### WHAT TO WORK ON
Scan the data below. Pull out each line where "Realtek" occurs.

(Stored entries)
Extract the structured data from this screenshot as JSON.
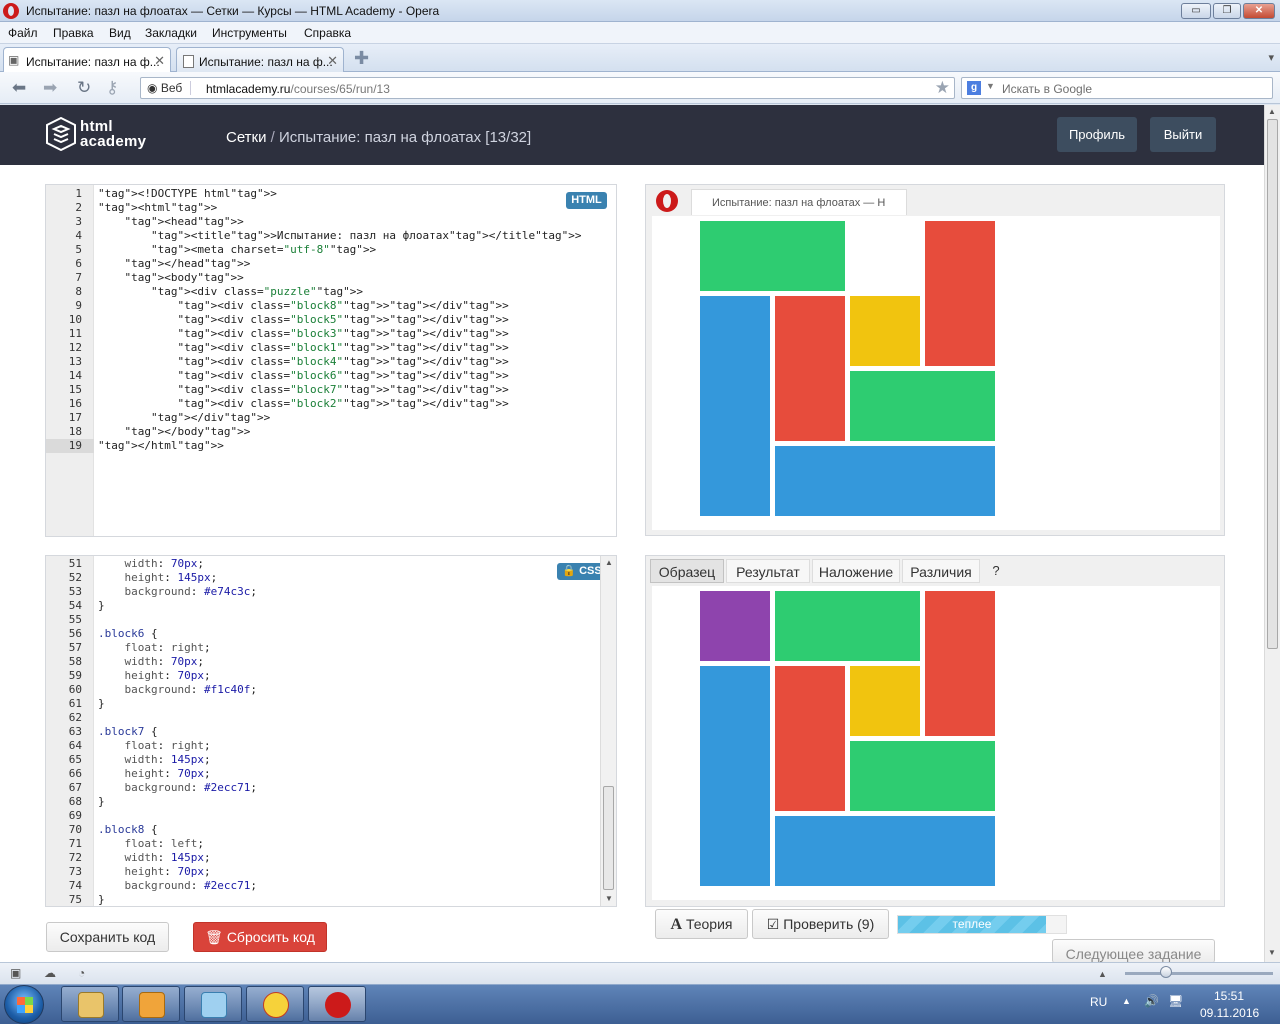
{
  "window": {
    "title": "Испытание: пазл на флоатах — Сетки — Курсы — HTML Academy - Opera",
    "controls": [
      "▭",
      "❐",
      "✕"
    ]
  },
  "menu": [
    "Файл",
    "Правка",
    "Вид",
    "Закладки",
    "Инструменты",
    "Справка"
  ],
  "tabs": [
    {
      "label": "Испытание: пазл на ф...",
      "close": "✕"
    },
    {
      "label": "Испытание: пазл на ф...",
      "close": "✕"
    }
  ],
  "address": {
    "web_label": "Веб",
    "host": "htmlacademy.ru",
    "path": "/courses/65/run/13",
    "search_placeholder": "Искать в Google"
  },
  "site": {
    "logo_line1": "html",
    "logo_line2": "academy",
    "breadcrumb_section": "Сетки",
    "breadcrumb_sep": " / ",
    "breadcrumb_current": "Испытание: пазл на флоатах [13/32]",
    "profile_btn": "Профиль",
    "logout_btn": "Выйти"
  },
  "html_editor": {
    "badge": "HTML",
    "active_line": 19,
    "lines": [
      "<!DOCTYPE html>",
      "<html>",
      "    <head>",
      "        <title>Испытание: пазл на флоатах</title>",
      "        <meta charset=\"utf-8\">",
      "    </head>",
      "    <body>",
      "        <div class=\"puzzle\">",
      "            <div class=\"block8\"></div>",
      "            <div class=\"block5\"></div>",
      "            <div class=\"block3\"></div>",
      "            <div class=\"block1\"></div>",
      "            <div class=\"block4\"></div>",
      "            <div class=\"block6\"></div>",
      "            <div class=\"block7\"></div>",
      "            <div class=\"block2\"></div>",
      "        </div>",
      "    </body>",
      "</html>"
    ]
  },
  "css_editor": {
    "badge": "CSS",
    "first_line": 51,
    "lines": [
      "    width: 70px;",
      "    height: 145px;",
      "    background: #e74c3c;",
      "}",
      "",
      ".block6 {",
      "    float: right;",
      "    width: 70px;",
      "    height: 70px;",
      "    background: #f1c40f;",
      "}",
      "",
      ".block7 {",
      "    float: right;",
      "    width: 145px;",
      "    height: 70px;",
      "    background: #2ecc71;",
      "}",
      "",
      ".block8 {",
      "    float: left;",
      "    width: 145px;",
      "    height: 70px;",
      "    background: #2ecc71;",
      "}"
    ]
  },
  "preview": {
    "tab_title": "Испытание: пазл на флоатах — Н"
  },
  "compare": {
    "tabs": [
      "Образец",
      "Результат",
      "Наложение",
      "Различия"
    ],
    "active": "Образец",
    "help": "?"
  },
  "colors": {
    "green": "#2ecc71",
    "red": "#e74c3c",
    "yellow": "#f1c40f",
    "blue": "#3498db",
    "purple": "#8e44ad"
  },
  "actions": {
    "save": "Сохранить код",
    "reset": "Сбросить код",
    "theory": "Теория",
    "check": "Проверить (9)",
    "progress_label": "теплее",
    "progress_value": 0.87,
    "next": "Следующее задание"
  },
  "taskbar": {
    "lang": "RU",
    "time": "15:51",
    "date": "09.11.2016"
  },
  "icons": [
    "opera-icon",
    "back-icon",
    "forward-icon",
    "reload-icon",
    "key-icon",
    "star-icon",
    "google-icon",
    "lock-icon",
    "trash-icon",
    "check-icon",
    "theory-icon",
    "windows-start-icon"
  ]
}
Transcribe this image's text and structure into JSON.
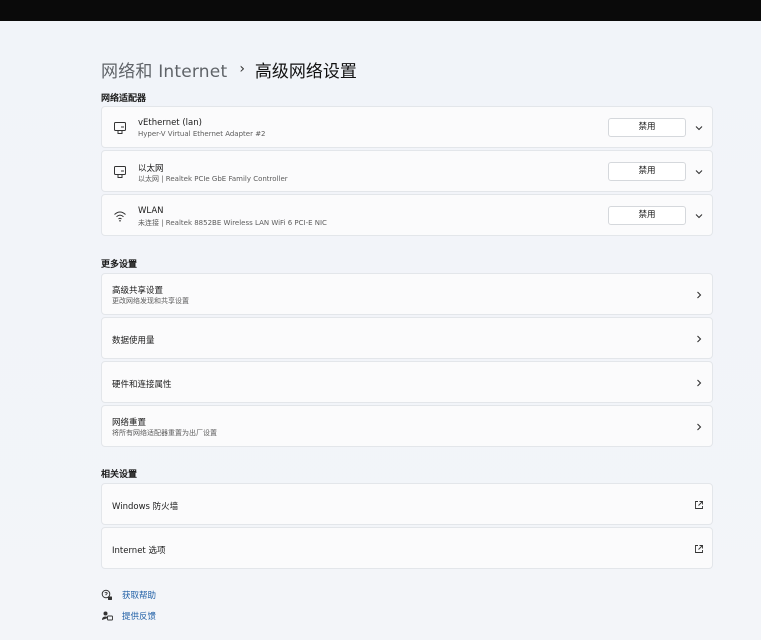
{
  "breadcrumb": {
    "parent": "网络和 Internet",
    "separator": "›",
    "current": "高级网络设置"
  },
  "sections": {
    "adapters_title": "网络适配器",
    "more_title": "更多设置",
    "related_title": "相关设置"
  },
  "adapters": [
    {
      "name": "vEthernet (lan)",
      "desc": "Hyper-V Virtual Ethernet Adapter #2",
      "button": "禁用",
      "icon": "ethernet-icon"
    },
    {
      "name": "以太网",
      "desc": "以太网 | Realtek PCIe GbE Family Controller",
      "button": "禁用",
      "icon": "ethernet-icon"
    },
    {
      "name": "WLAN",
      "desc": "未连接 | Realtek 8852BE Wireless LAN WiFi 6 PCI-E NIC",
      "button": "禁用",
      "icon": "wifi-icon"
    }
  ],
  "more_settings": [
    {
      "title": "高级共享设置",
      "sub": "更改网络发现和共享设置"
    },
    {
      "title": "数据使用量",
      "sub": ""
    },
    {
      "title": "硬件和连接属性",
      "sub": ""
    },
    {
      "title": "网络重置",
      "sub": "将所有网络适配器重置为出厂设置"
    }
  ],
  "related_settings": [
    {
      "title": "Windows 防火墙",
      "icon": "open-external-icon"
    },
    {
      "title": "Internet 选项",
      "icon": "open-external-icon"
    }
  ],
  "help": {
    "get_help": "获取帮助",
    "feedback": "提供反馈"
  },
  "colors": {
    "accent_link": "#1f5fa6",
    "background": "#eef2f8",
    "card": "#fbfbfc"
  }
}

### RESULT OF THIS TASK
      "desc": "以太网 | Realtek PCIe GbE Family Controller",
      "desc": "未连接 | Realtek 8852BE Wireless LAN WiFi 6 PCI-E NIC",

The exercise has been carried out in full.